## Stated task
Reproduce every line of the records below word for word, leaving out the pictures.
# # #
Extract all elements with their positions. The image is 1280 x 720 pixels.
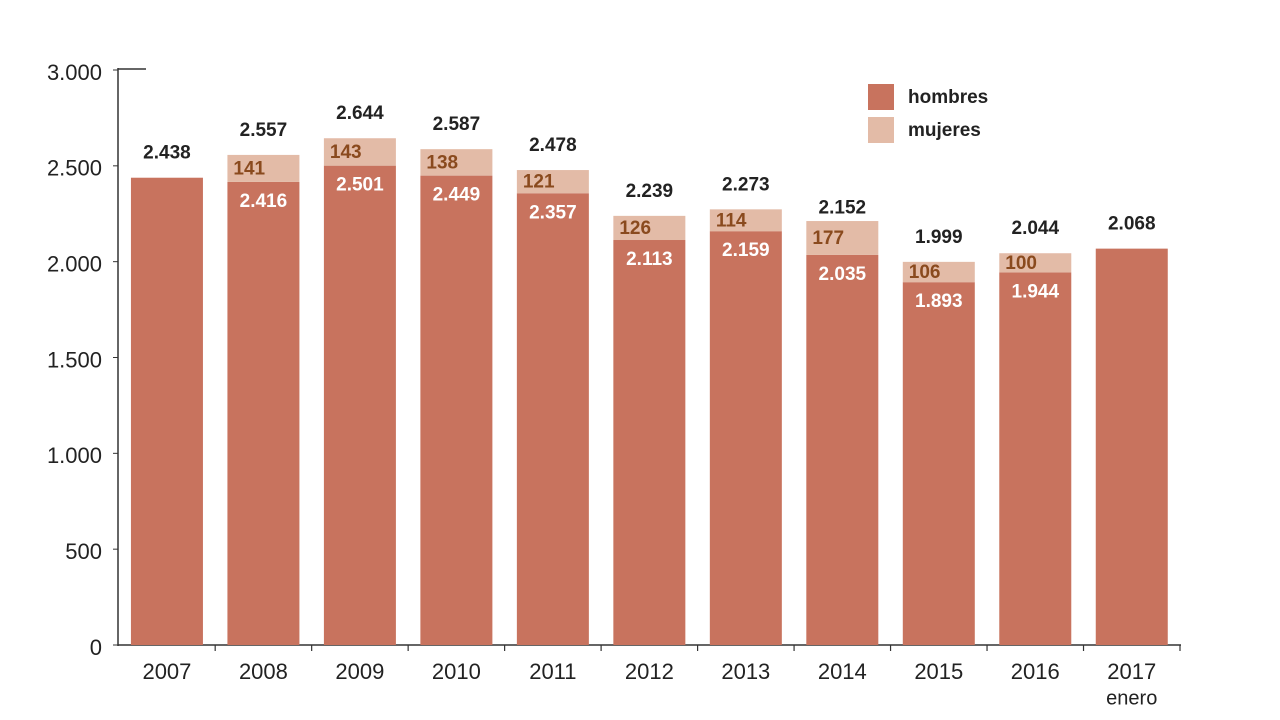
total-label: 2.044 [1012,218,1060,239]
total-label: 2.068 [1108,214,1156,235]
bar-segment [806,221,879,255]
value-label: 2.357 [529,202,577,223]
bar-segment [806,254,879,646]
x-tick-label: 2016 [1011,659,1060,684]
value-label: 2.113 [626,249,673,270]
x-tick-label: 2007 [142,659,191,684]
x-tick-label: 2015 [914,659,963,684]
value-label: 1.944 [1012,281,1060,302]
value-label: 121 [523,172,555,193]
value-label: 2.159 [722,240,770,261]
total-label: 2.273 [722,174,770,195]
value-label: 1.893 [915,291,963,312]
x-tick-label: 2009 [335,659,384,684]
value-label: 138 [426,152,458,173]
legend-swatch [868,117,894,143]
bar-segment [130,177,203,645]
x-tick-label: 2013 [721,659,770,684]
total-label: 2.152 [819,198,867,219]
value-label: 177 [812,228,844,249]
total-label: 2.557 [240,120,288,141]
legend-label: hombres [908,87,988,108]
value-label: 143 [330,142,362,163]
value-label: 126 [619,218,651,239]
x-tick-label: 2017 [1107,659,1156,684]
x-tick-label: 2014 [818,659,867,684]
value-label: 2.501 [336,175,384,196]
bar-segment [999,272,1072,645]
bar-segment [902,261,975,283]
y-tick-label: 1.500 [47,347,102,372]
bar-segment [999,253,1072,273]
total-label: 1.999 [915,227,963,248]
value-label: 2.416 [240,191,288,212]
x-tick-label: 2010 [432,659,481,684]
bar-segment [227,181,300,645]
value-label: 2.035 [819,264,867,285]
total-label: 2.438 [143,143,191,164]
total-label: 2.478 [529,135,577,156]
y-tick-label: 0 [90,635,102,660]
bar-segment [516,193,589,645]
value-label: 114 [716,210,747,231]
bar-segment [323,138,396,166]
legend-swatch [868,84,894,110]
bar-segment [709,209,782,232]
y-tick-label: 3.000 [47,60,102,85]
total-label: 2.644 [336,103,384,124]
value-label: 100 [1005,253,1037,274]
bar-segment [227,154,300,182]
total-label: 2.587 [433,114,481,135]
bar-segment [709,231,782,646]
legend-label: mujeres [908,120,981,141]
value-label: 141 [233,158,265,179]
x-tick-note: enero [1106,687,1157,709]
y-tick-label: 500 [65,539,102,564]
bar-segment [613,215,686,241]
x-tick-label: 2011 [529,659,576,684]
bar-segment [613,240,686,645]
bar-segment [420,175,493,645]
y-tick-label: 1.000 [47,443,102,468]
bar-segment [1095,248,1168,645]
value-label: 2.449 [433,185,481,206]
total-label: 2.239 [626,181,674,202]
x-tick-label: 2012 [625,659,674,684]
y-tick-label: 2.000 [47,251,102,276]
bar-segment [420,149,493,176]
bar-segment [323,165,396,645]
bar-segment [902,282,975,645]
bar-segment [516,170,589,194]
value-label: 106 [909,262,941,283]
x-tick-label: 2008 [239,659,288,684]
y-tick-label: 2.500 [47,156,102,181]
# # #
## Written response
Extract all elements with their positions. The image is 1280 x 720 pixels.
total-label: 2.044 [1012,218,1060,239]
total-label: 2.068 [1108,214,1156,235]
bar-segment [806,221,879,255]
value-label: 2.357 [529,202,577,223]
bar-segment [806,254,879,646]
x-tick-label: 2016 [1011,659,1060,684]
value-label: 2.113 [626,249,673,270]
x-tick-label: 2007 [142,659,191,684]
x-tick-label: 2015 [914,659,963,684]
value-label: 1.944 [1012,281,1060,302]
value-label: 121 [523,172,555,193]
value-label: 2.159 [722,240,770,261]
total-label: 2.273 [722,174,770,195]
value-label: 1.893 [915,291,963,312]
x-tick-label: 2009 [335,659,384,684]
value-label: 138 [426,152,458,173]
legend-swatch [868,117,894,143]
bar-segment [130,177,203,645]
x-tick-label: 2013 [721,659,770,684]
total-label: 2.152 [819,198,867,219]
value-label: 177 [812,228,844,249]
total-label: 2.557 [240,120,288,141]
legend-label: hombres [908,87,988,108]
value-label: 143 [330,142,362,163]
value-label: 126 [619,218,651,239]
x-tick-label: 2017 [1107,659,1156,684]
x-tick-label: 2014 [818,659,867,684]
value-label: 2.501 [336,175,384,196]
bar-segment [999,272,1072,645]
bar-segment [902,261,975,283]
y-tick-label: 1.500 [47,347,102,372]
bar-segment [999,253,1072,273]
total-label: 1.999 [915,227,963,248]
value-label: 2.416 [240,191,288,212]
x-tick-label: 2010 [432,659,481,684]
bar-segment [227,181,300,645]
value-label: 2.035 [819,264,867,285]
total-label: 2.438 [143,143,191,164]
total-label: 2.478 [529,135,577,156]
y-tick-label: 0 [90,635,102,660]
bar-segment [516,193,589,645]
value-label: 114 [716,210,747,231]
bar-segment [323,138,396,166]
legend-swatch [868,84,894,110]
bar-segment [709,209,782,232]
y-tick-label: 3.000 [47,60,102,85]
total-label: 2.644 [336,103,384,124]
value-label: 100 [1005,253,1037,274]
bar-segment [227,154,300,182]
total-label: 2.587 [433,114,481,135]
bar-segment [709,231,782,646]
legend-label: mujeres [908,120,981,141]
value-label: 141 [233,158,265,179]
x-tick-note: enero [1106,687,1157,709]
y-tick-label: 500 [65,539,102,564]
bar-segment [613,215,686,241]
x-tick-label: 2011 [529,659,576,684]
bar-segment [613,240,686,645]
bar-segment [420,175,493,645]
y-tick-label: 1.000 [47,443,102,468]
bar-segment [1095,248,1168,645]
value-label: 2.449 [433,185,481,206]
total-label: 2.239 [626,181,674,202]
x-tick-label: 2012 [625,659,674,684]
y-tick-label: 2.000 [47,251,102,276]
bar-segment [420,149,493,176]
bar-segment [323,165,396,645]
bar-segment [902,282,975,645]
bar-segment [516,170,589,194]
value-label: 106 [909,262,941,283]
x-tick-label: 2008 [239,659,288,684]
y-tick-label: 2.500 [47,156,102,181]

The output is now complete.